#### The request:
Some lines of these records may hold the word "Lévy"; state how many, using only the number.

#### Information given:
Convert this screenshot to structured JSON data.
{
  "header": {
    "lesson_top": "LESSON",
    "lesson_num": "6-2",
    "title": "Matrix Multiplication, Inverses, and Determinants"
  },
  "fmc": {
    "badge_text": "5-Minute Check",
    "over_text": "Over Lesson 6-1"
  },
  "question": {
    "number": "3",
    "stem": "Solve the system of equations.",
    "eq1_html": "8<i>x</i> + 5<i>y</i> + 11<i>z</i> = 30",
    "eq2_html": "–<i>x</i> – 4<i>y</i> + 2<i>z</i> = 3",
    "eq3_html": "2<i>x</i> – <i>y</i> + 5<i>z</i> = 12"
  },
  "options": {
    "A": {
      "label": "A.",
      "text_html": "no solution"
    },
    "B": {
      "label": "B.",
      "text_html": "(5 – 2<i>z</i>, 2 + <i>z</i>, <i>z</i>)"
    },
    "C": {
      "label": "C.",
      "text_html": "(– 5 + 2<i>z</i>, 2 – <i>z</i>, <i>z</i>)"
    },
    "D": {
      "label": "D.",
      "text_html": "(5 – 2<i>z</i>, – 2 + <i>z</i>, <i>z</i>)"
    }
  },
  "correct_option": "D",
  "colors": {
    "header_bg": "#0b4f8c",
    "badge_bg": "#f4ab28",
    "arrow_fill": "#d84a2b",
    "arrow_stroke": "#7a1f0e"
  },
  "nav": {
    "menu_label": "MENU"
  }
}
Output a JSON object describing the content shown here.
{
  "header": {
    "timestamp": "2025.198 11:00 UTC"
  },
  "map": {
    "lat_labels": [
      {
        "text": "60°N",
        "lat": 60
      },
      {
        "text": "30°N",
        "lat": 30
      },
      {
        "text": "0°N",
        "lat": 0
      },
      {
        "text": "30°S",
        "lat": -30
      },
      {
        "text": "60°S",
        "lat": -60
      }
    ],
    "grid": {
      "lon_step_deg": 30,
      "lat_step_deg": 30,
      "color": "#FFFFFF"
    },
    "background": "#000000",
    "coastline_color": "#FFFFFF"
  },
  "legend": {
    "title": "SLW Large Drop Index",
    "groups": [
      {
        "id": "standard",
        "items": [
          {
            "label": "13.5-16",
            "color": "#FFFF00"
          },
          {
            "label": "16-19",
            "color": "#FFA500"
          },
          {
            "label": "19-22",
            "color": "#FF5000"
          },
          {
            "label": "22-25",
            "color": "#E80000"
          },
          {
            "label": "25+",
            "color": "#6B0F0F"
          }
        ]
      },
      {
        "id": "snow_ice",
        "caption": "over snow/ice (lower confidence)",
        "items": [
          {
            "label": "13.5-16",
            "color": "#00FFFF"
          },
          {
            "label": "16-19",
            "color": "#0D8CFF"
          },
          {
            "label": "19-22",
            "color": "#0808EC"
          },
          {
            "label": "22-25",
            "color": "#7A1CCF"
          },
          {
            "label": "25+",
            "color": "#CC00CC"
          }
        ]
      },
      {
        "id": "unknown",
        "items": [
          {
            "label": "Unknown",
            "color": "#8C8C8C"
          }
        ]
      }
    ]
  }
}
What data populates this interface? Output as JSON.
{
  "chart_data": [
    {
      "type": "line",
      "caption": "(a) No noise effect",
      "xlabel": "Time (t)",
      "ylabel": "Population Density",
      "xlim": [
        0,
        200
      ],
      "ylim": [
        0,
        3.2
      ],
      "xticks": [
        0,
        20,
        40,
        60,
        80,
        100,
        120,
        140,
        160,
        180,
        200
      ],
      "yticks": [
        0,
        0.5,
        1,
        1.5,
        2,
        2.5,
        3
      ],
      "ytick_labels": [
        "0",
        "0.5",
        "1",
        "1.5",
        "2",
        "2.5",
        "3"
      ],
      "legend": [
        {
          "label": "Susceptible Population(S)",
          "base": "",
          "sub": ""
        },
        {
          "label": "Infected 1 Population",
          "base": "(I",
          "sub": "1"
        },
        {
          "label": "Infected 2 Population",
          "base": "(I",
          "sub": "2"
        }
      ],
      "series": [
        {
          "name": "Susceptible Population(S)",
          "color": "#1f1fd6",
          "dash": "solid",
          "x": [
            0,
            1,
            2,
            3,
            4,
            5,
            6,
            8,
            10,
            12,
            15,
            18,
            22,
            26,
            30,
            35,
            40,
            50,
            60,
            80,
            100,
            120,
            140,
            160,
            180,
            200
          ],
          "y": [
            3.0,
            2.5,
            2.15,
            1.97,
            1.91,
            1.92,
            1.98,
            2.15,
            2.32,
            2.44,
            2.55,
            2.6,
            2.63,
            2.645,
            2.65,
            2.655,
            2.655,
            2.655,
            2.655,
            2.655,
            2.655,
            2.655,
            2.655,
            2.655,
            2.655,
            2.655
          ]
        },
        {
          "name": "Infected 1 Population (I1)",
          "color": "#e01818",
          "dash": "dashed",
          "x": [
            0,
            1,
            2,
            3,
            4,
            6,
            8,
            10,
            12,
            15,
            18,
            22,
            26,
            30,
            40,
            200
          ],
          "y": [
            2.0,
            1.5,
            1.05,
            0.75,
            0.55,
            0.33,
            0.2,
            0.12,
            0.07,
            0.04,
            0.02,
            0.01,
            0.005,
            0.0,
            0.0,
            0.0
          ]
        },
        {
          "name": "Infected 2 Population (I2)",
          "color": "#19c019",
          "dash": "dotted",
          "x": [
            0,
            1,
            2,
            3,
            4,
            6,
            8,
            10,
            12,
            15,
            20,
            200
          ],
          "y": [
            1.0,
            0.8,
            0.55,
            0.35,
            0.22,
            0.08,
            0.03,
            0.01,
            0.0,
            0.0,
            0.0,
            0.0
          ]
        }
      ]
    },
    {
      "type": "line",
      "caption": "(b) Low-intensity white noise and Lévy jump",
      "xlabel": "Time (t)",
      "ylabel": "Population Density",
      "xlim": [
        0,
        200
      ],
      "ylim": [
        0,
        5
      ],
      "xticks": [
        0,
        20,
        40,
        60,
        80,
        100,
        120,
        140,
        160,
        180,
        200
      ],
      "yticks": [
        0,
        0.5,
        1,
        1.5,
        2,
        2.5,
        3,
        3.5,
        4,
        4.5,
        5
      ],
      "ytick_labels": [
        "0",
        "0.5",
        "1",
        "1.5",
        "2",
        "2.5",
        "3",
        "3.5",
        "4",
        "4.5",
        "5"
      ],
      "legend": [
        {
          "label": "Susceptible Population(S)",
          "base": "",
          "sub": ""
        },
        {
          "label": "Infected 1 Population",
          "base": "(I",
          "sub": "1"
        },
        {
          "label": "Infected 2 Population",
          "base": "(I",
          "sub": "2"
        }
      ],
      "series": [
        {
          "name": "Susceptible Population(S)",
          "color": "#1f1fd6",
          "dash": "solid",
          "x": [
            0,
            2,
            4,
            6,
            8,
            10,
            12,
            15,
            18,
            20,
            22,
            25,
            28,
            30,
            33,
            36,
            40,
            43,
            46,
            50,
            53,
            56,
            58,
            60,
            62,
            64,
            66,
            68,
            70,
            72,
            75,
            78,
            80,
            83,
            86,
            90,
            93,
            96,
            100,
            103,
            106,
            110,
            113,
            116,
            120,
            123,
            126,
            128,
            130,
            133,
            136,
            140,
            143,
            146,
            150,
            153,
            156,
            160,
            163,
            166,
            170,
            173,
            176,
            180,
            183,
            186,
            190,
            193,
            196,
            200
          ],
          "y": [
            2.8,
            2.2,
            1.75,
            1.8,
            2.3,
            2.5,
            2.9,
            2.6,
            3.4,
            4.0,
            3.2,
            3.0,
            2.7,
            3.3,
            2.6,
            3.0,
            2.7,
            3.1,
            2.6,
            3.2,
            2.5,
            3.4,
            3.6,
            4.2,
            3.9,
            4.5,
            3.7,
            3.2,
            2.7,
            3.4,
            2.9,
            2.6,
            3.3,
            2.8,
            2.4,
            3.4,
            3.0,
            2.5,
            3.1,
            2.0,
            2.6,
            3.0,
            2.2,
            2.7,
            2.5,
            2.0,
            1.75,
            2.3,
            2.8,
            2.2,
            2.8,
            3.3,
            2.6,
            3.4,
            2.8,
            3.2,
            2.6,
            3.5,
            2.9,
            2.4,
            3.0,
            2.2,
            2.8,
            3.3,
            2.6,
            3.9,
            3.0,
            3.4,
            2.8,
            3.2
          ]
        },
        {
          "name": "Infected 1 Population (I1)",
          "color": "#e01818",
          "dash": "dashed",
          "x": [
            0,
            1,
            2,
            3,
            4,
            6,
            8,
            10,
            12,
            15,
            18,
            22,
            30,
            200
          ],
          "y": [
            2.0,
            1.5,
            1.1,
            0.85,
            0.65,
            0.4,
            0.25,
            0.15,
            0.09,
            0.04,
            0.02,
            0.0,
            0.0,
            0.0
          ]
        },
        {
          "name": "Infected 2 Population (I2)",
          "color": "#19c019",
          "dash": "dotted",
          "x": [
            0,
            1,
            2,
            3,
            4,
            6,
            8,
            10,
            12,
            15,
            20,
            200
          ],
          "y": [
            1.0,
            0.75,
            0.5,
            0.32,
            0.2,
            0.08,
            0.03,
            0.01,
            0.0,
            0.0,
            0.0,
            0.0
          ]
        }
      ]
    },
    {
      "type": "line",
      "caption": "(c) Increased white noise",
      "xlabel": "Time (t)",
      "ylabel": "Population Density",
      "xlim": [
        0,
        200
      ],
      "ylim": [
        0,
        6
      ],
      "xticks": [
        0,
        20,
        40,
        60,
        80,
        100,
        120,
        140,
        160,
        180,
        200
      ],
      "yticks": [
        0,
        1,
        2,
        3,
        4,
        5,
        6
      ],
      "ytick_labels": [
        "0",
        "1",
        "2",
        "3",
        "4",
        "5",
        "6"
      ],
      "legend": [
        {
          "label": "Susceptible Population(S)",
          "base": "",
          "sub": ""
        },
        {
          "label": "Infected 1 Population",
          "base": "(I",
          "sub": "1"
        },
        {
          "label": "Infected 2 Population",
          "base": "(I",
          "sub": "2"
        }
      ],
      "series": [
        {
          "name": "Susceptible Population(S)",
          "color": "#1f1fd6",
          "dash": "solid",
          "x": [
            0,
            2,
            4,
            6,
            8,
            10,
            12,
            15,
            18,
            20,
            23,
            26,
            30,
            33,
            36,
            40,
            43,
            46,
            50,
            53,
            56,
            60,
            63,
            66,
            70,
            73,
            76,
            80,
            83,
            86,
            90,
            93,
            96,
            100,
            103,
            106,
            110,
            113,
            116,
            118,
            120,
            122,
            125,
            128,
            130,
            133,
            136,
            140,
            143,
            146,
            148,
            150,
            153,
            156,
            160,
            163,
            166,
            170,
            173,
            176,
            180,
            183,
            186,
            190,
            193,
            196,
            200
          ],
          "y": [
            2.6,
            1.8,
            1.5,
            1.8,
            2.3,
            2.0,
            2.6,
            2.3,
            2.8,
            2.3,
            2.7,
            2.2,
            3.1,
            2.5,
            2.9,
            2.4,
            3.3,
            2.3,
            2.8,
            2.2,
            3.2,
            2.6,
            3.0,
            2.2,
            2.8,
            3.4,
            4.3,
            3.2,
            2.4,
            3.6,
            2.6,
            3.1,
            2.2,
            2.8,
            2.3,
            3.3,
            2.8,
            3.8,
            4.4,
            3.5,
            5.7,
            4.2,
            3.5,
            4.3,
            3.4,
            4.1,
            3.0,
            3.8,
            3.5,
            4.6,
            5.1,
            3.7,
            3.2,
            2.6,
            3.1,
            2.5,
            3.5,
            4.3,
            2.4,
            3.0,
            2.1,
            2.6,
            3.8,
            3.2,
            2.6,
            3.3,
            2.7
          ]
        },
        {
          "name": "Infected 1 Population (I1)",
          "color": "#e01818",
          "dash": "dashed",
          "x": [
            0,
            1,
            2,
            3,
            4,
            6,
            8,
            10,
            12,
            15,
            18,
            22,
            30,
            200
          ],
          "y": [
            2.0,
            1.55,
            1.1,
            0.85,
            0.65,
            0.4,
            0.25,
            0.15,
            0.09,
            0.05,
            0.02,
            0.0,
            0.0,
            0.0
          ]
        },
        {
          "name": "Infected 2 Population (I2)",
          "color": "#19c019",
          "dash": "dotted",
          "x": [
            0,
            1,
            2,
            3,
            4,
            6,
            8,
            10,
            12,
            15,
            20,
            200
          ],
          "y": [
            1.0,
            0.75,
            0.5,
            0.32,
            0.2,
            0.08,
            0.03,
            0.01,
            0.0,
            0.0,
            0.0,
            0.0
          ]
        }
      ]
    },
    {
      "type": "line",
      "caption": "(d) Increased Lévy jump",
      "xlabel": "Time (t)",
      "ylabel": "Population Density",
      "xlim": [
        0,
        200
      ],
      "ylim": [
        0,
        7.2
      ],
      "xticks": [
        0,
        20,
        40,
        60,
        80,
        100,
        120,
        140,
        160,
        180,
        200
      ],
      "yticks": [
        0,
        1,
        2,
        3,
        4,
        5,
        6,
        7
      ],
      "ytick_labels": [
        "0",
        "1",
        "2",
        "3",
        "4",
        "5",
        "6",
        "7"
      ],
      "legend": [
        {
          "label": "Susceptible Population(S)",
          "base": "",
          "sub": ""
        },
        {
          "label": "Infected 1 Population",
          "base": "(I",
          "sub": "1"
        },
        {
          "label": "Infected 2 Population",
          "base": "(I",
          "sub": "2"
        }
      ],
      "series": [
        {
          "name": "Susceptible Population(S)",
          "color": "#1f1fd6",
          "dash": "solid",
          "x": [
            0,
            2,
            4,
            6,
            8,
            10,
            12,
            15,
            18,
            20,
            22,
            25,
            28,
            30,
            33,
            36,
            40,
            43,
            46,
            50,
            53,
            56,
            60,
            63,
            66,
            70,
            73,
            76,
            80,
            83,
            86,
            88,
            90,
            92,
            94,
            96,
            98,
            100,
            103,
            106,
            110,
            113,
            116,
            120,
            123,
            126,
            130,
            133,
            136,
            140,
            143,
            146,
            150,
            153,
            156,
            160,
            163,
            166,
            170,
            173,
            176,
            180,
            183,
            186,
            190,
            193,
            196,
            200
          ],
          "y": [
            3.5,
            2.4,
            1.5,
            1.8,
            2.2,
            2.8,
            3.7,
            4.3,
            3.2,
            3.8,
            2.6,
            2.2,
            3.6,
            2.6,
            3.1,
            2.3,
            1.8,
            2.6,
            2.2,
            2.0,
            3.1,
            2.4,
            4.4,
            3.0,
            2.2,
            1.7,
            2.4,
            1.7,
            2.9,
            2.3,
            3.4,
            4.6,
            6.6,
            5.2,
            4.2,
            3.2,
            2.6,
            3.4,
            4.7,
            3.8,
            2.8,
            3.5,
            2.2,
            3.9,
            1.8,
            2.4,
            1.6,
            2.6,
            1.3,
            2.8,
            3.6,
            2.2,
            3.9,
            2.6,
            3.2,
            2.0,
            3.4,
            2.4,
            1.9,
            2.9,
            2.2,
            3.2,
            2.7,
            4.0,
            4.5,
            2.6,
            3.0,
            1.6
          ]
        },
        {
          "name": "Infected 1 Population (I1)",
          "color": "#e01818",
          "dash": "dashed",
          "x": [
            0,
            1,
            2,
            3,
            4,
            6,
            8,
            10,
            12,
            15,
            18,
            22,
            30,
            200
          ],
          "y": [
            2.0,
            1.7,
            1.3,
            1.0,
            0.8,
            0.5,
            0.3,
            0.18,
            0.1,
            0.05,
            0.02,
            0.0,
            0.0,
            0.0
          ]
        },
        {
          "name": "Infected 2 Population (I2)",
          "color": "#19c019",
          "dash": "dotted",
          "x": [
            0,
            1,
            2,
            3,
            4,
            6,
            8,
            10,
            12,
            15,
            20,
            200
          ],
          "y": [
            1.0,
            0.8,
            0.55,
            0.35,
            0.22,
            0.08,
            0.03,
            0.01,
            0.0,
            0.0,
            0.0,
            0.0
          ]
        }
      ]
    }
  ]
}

#### Worked answer:
2